:: Provided data ::
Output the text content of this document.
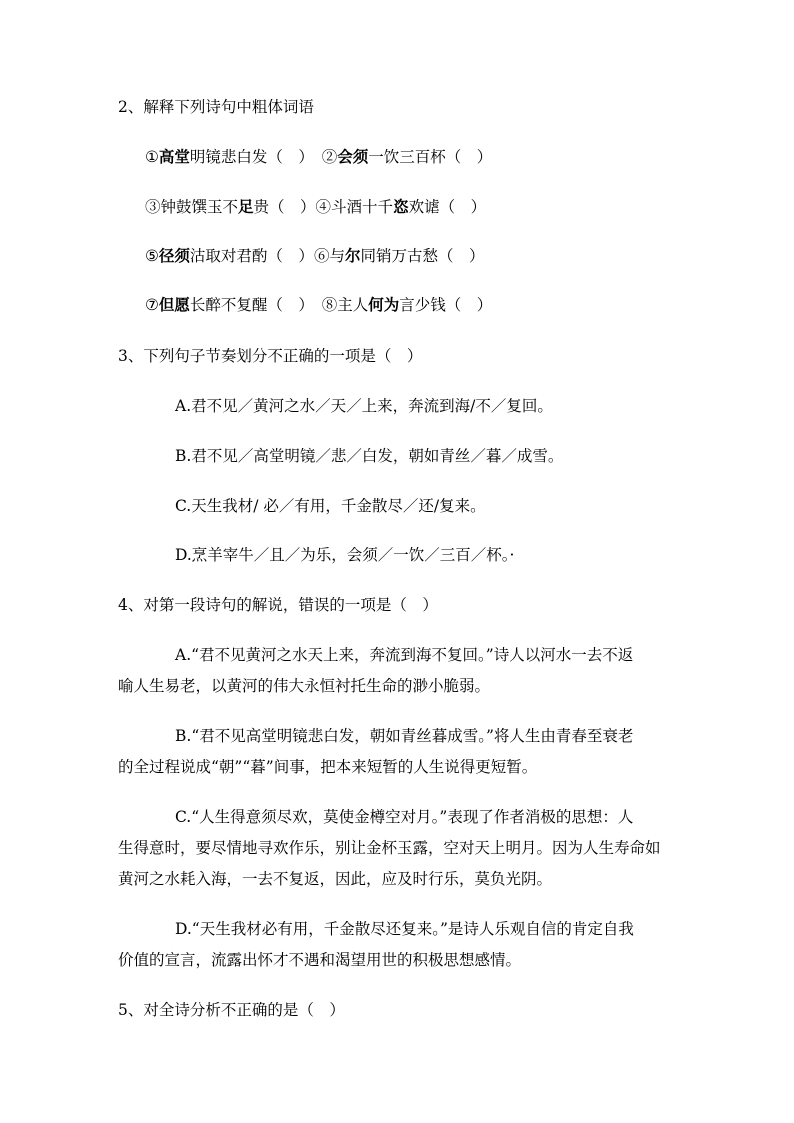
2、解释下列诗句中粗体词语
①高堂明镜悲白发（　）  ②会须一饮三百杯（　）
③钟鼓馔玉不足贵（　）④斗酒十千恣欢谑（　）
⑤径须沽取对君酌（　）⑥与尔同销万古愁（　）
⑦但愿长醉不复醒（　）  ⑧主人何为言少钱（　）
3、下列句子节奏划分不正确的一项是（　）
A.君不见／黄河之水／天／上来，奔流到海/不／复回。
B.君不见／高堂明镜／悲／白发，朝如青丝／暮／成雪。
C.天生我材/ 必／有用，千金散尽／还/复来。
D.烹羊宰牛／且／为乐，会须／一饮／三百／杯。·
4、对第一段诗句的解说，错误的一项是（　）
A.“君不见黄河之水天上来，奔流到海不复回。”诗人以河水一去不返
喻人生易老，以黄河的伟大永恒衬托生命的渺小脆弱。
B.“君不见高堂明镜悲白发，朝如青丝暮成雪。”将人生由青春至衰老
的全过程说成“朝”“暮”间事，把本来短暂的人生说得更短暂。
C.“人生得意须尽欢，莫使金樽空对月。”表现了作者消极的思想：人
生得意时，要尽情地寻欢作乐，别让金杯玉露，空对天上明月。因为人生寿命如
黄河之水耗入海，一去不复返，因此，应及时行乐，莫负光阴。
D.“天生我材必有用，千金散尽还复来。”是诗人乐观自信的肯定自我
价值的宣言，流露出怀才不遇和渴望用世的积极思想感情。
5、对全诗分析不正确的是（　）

:: Task ::
Would you return the data exactly as written, without the pictures?

:: Final result ::
Output the text content of this document.
2、解释下列诗句中粗体词语
①高堂明镜悲白发（　）  ②会须一饮三百杯（　）
③钟鼓馔玉不足贵（　）④斗酒十千恣欢谑（　）
⑤径须沽取对君酌（　）⑥与尔同销万古愁（　）
⑦但愿长醉不复醒（　）  ⑧主人何为言少钱（　）
3、下列句子节奏划分不正确的一项是（　）
A.君不见／黄河之水／天／上来，奔流到海/不／复回。
B.君不见／高堂明镜／悲／白发，朝如青丝／暮／成雪。
C.天生我材/ 必／有用，千金散尽／还/复来。
D.烹羊宰牛／且／为乐，会须／一饮／三百／杯。·
4、对第一段诗句的解说，错误的一项是（　）
A.“君不见黄河之水天上来，奔流到海不复回。”诗人以河水一去不返
喻人生易老，以黄河的伟大永恒衬托生命的渺小脆弱。
B.“君不见高堂明镜悲白发，朝如青丝暮成雪。”将人生由青春至衰老
的全过程说成“朝”“暮”间事，把本来短暂的人生说得更短暂。
C.“人生得意须尽欢，莫使金樽空对月。”表现了作者消极的思想：人
生得意时，要尽情地寻欢作乐，别让金杯玉露，空对天上明月。因为人生寿命如
黄河之水耗入海，一去不复返，因此，应及时行乐，莫负光阴。
D.“天生我材必有用，千金散尽还复来。”是诗人乐观自信的肯定自我
价值的宣言，流露出怀才不遇和渴望用世的积极思想感情。
5、对全诗分析不正确的是（　）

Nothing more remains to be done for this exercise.